EXERCISE TASK :: Check each line below for the word "Sonnenschein", and copy those that have it.

DATA SHOWN ::
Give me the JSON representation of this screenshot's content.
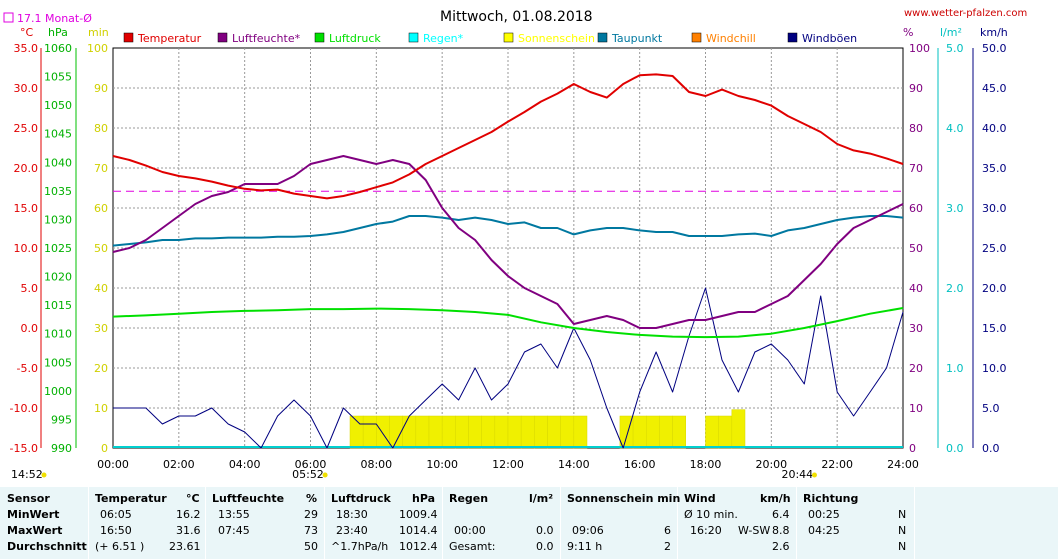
{
  "header": {
    "monthly_avg_label": "17.1 Monat-Ø",
    "title": "Mittwoch, 01.08.2018",
    "site": "www.wetter-pfalzen.com"
  },
  "colors": {
    "temperature": "#e00000",
    "humidity": "#800080",
    "pressure": "#00e000",
    "rain": "#00d0d0",
    "sunshine": "#f0f000",
    "dewpoint": "#0078a0",
    "windchill": "#ff8000",
    "gust": "#000080",
    "monthly_avg": "#e000e0"
  },
  "legend": [
    {
      "label": "Temperatur",
      "color": "#e00000"
    },
    {
      "label": "Luftfeuchte*",
      "color": "#800080"
    },
    {
      "label": "Luftdruck",
      "color": "#00e000"
    },
    {
      "label": "Regen*",
      "color": "#00ffff"
    },
    {
      "label": "Sonnenschein",
      "color": "#ffff00"
    },
    {
      "label": "Taupunkt",
      "color": "#0078a0"
    },
    {
      "label": "Windchill",
      "color": "#ff8000"
    },
    {
      "label": "Windböen",
      "color": "#000080"
    }
  ],
  "axes": {
    "units_left": [
      "°C",
      "hPa",
      "min"
    ],
    "units_right": [
      "%",
      "l/m²",
      "km/h"
    ],
    "temp_ticks": [
      "35.0",
      "30.0",
      "25.0",
      "20.0",
      "15.0",
      "10.0",
      "5.0",
      "0.0",
      "-5.0",
      "-10.0",
      "-15.0"
    ],
    "pressure_ticks": [
      "1060",
      "1055",
      "1050",
      "1045",
      "1040",
      "1035",
      "1030",
      "1025",
      "1020",
      "1015",
      "1010",
      "1005",
      "1000",
      "995",
      "990"
    ],
    "sun_ticks": [
      "100",
      "90",
      "80",
      "70",
      "60",
      "50",
      "40",
      "30",
      "20",
      "10",
      "0"
    ],
    "humidity_ticks": [
      "100",
      "90",
      "80",
      "70",
      "60",
      "50",
      "40",
      "30",
      "20",
      "10",
      "0"
    ],
    "rain_ticks": [
      "5.0",
      "4.0",
      "3.0",
      "2.0",
      "1.0",
      "0.0"
    ],
    "wind_ticks": [
      "50.0",
      "45.0",
      "40.0",
      "35.0",
      "30.0",
      "25.0",
      "20.0",
      "15.0",
      "10.0",
      "5.0",
      "0.0"
    ],
    "time_ticks": [
      "00:00",
      "02:00",
      "04:00",
      "06:00",
      "08:00",
      "10:00",
      "12:00",
      "14:00",
      "16:00",
      "18:00",
      "20:00",
      "22:00",
      "24:00"
    ],
    "sunrise": "05:52",
    "sunset": "20:44",
    "current_time": "14:52"
  },
  "chart_data": {
    "type": "line",
    "x_unit": "hour of day",
    "xlim": [
      0,
      24
    ],
    "temp_ylim": [
      -15,
      35
    ],
    "monthly_avg_temp": 17.1,
    "series": [
      {
        "name": "Temperatur",
        "axis": "temp",
        "x": [
          0,
          0.5,
          1,
          1.5,
          2,
          2.5,
          3,
          3.5,
          4,
          4.5,
          5,
          5.5,
          6,
          6.5,
          7,
          7.5,
          8,
          8.5,
          9,
          9.5,
          10,
          10.5,
          11,
          11.5,
          12,
          12.5,
          13,
          13.5,
          14,
          14.5,
          15,
          15.5,
          16,
          16.5,
          17,
          17.5,
          18,
          18.5,
          19,
          19.5,
          20,
          20.5,
          21,
          21.5,
          22,
          22.5,
          23,
          23.5,
          24
        ],
        "y": [
          21.5,
          21,
          20.3,
          19.5,
          19,
          18.7,
          18.3,
          17.8,
          17.4,
          17.2,
          17.3,
          16.8,
          16.5,
          16.2,
          16.5,
          17,
          17.6,
          18.2,
          19.2,
          20.5,
          21.5,
          22.5,
          23.5,
          24.5,
          25.8,
          27,
          28.3,
          29.3,
          30.5,
          29.5,
          28.8,
          30.5,
          31.6,
          31.7,
          31.5,
          29.5,
          29,
          29.8,
          29,
          28.5,
          27.8,
          26.5,
          25.5,
          24.5,
          23,
          22.2,
          21.8,
          21.2,
          20.5
        ]
      },
      {
        "name": "Luftfeuchte*",
        "axis": "humidity",
        "x": [
          0,
          0.5,
          1,
          1.5,
          2,
          2.5,
          3,
          3.5,
          4,
          4.5,
          5,
          5.5,
          6,
          6.5,
          7,
          7.5,
          8,
          8.5,
          9,
          9.5,
          10,
          10.5,
          11,
          11.5,
          12,
          12.5,
          13,
          13.5,
          14,
          14.5,
          15,
          15.5,
          16,
          16.5,
          17,
          17.5,
          18,
          18.5,
          19,
          19.5,
          20,
          20.5,
          21,
          21.5,
          22,
          22.5,
          23,
          23.5,
          24
        ],
        "y": [
          49,
          50,
          52,
          55,
          58,
          61,
          63,
          64,
          66,
          66,
          66,
          68,
          71,
          72,
          73,
          72,
          71,
          72,
          71,
          67,
          60,
          55,
          52,
          47,
          43,
          40,
          38,
          36,
          31,
          32,
          33,
          32,
          30,
          30,
          31,
          32,
          32,
          33,
          34,
          34,
          36,
          38,
          42,
          46,
          51,
          55,
          57,
          59,
          61
        ]
      },
      {
        "name": "Luftdruck",
        "axis": "pressure",
        "x": [
          0,
          1,
          2,
          3,
          4,
          5,
          6,
          7,
          8,
          9,
          10,
          11,
          12,
          13,
          14,
          15,
          16,
          17,
          18,
          19,
          20,
          21,
          22,
          23,
          24
        ],
        "y": [
          1013,
          1013.2,
          1013.5,
          1013.8,
          1014,
          1014.1,
          1014.3,
          1014.3,
          1014.4,
          1014.3,
          1014.1,
          1013.8,
          1013.3,
          1012,
          1011,
          1010.3,
          1009.8,
          1009.5,
          1009.4,
          1009.5,
          1010,
          1011,
          1012.2,
          1013.5,
          1014.5
        ]
      },
      {
        "name": "Taupunkt",
        "axis": "temp",
        "x": [
          0,
          0.5,
          1,
          1.5,
          2,
          2.5,
          3,
          3.5,
          4,
          4.5,
          5,
          5.5,
          6,
          6.5,
          7,
          7.5,
          8,
          8.5,
          9,
          9.5,
          10,
          10.5,
          11,
          11.5,
          12,
          12.5,
          13,
          13.5,
          14,
          14.5,
          15,
          15.5,
          16,
          16.5,
          17,
          17.5,
          18,
          18.5,
          19,
          19.5,
          20,
          20.5,
          21,
          21.5,
          22,
          22.5,
          23,
          23.5,
          24
        ],
        "y": [
          10.3,
          10.5,
          10.7,
          11,
          11,
          11.2,
          11.2,
          11.3,
          11.3,
          11.3,
          11.4,
          11.4,
          11.5,
          11.7,
          12,
          12.5,
          13,
          13.3,
          14,
          14,
          13.8,
          13.5,
          13.8,
          13.5,
          13,
          13.2,
          12.5,
          12.5,
          11.7,
          12.2,
          12.5,
          12.5,
          12.2,
          12,
          12,
          11.5,
          11.5,
          11.5,
          11.7,
          11.8,
          11.5,
          12.2,
          12.5,
          13,
          13.5,
          13.8,
          14,
          14,
          13.8
        ]
      },
      {
        "name": "Windböen",
        "axis": "wind",
        "x": [
          0,
          0.5,
          1,
          1.5,
          2,
          2.5,
          3,
          3.5,
          4,
          4.5,
          5,
          5.5,
          6,
          6.5,
          7,
          7.5,
          8,
          8.5,
          9,
          9.5,
          10,
          10.5,
          11,
          11.5,
          12,
          12.5,
          13,
          13.5,
          14,
          14.5,
          15,
          15.5,
          16,
          16.5,
          17,
          17.5,
          18,
          18.5,
          19,
          19.5,
          20,
          20.5,
          21,
          21.5,
          22,
          22.5,
          23,
          23.5,
          24
        ],
        "y": [
          5,
          5,
          5,
          3,
          4,
          4,
          5,
          3,
          2,
          0,
          4,
          6,
          4,
          0,
          5,
          3,
          3,
          0,
          4,
          6,
          8,
          6,
          10,
          6,
          8,
          12,
          13,
          10,
          15,
          11,
          5,
          0,
          7,
          12,
          7,
          14,
          20,
          11,
          7,
          12,
          13,
          11,
          8,
          19,
          7,
          4,
          7,
          10,
          17
        ]
      }
    ],
    "sunshine_minutes": {
      "x": [
        7.2,
        7.6,
        8,
        8.4,
        8.8,
        9.2,
        9.6,
        10,
        10.4,
        10.8,
        11.2,
        11.6,
        12,
        12.4,
        12.8,
        13.2,
        13.6,
        14,
        15.4,
        15.8,
        16.2,
        16.6,
        17,
        18,
        18.4,
        18.8
      ],
      "y": [
        5,
        5,
        5,
        5,
        5,
        5,
        5,
        5,
        5,
        5,
        5,
        5,
        5,
        5,
        5,
        5,
        5,
        5,
        5,
        5,
        5,
        5,
        5,
        5,
        5,
        6
      ]
    },
    "rain_mm": 0.0
  },
  "table": {
    "col_sensor": "Sensor",
    "rows": [
      "MinWert",
      "MaxWert",
      "Durchschnitt"
    ],
    "temp": {
      "title": "Temperatur",
      "unit": "°C",
      "min_time": "06:05",
      "min_val": "16.2",
      "max_time": "16:50",
      "max_val": "31.6",
      "avg_note": "(+ 6.51 )",
      "avg_val": "23.61"
    },
    "hum": {
      "title": "Luftfeuchte",
      "unit": "%",
      "min_time": "13:55",
      "min_val": "29",
      "max_time": "07:45",
      "max_val": "73",
      "avg_val": "50"
    },
    "press": {
      "title": "Luftdruck",
      "unit": "hPa",
      "min_time": "18:30",
      "min_val": "1009.4",
      "max_time": "23:40",
      "max_val": "1014.4",
      "avg_note": "^1.7hPa/h",
      "avg_val": "1012.4"
    },
    "rain": {
      "title": "Regen",
      "unit": "l/m²",
      "max_time": "00:00",
      "max_val": "0.0",
      "avg_note": "Gesamt:",
      "avg_val": "0.0"
    },
    "sun": {
      "title": "Sonnenschein min",
      "max_time": "09:06",
      "max_val": "6",
      "avg_note": "9:11 h",
      "avg_val": "2"
    },
    "wind": {
      "title": "Wind",
      "unit": "km/h",
      "min_time": "Ø 10 min.",
      "min_val": "6.4",
      "max_time": "16:20",
      "max_dir": "W-SW",
      "max_val": "8.8",
      "avg_val": "2.6"
    },
    "dir": {
      "title": "Richtung",
      "min_time": "00:25",
      "min_val": "N",
      "max_time": "04:25",
      "max_val": "N",
      "avg_val": "N"
    }
  }
}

RESULT OF THE TASK ::
      "label": "Sonnenschein",
      "title": "Sonnenschein min",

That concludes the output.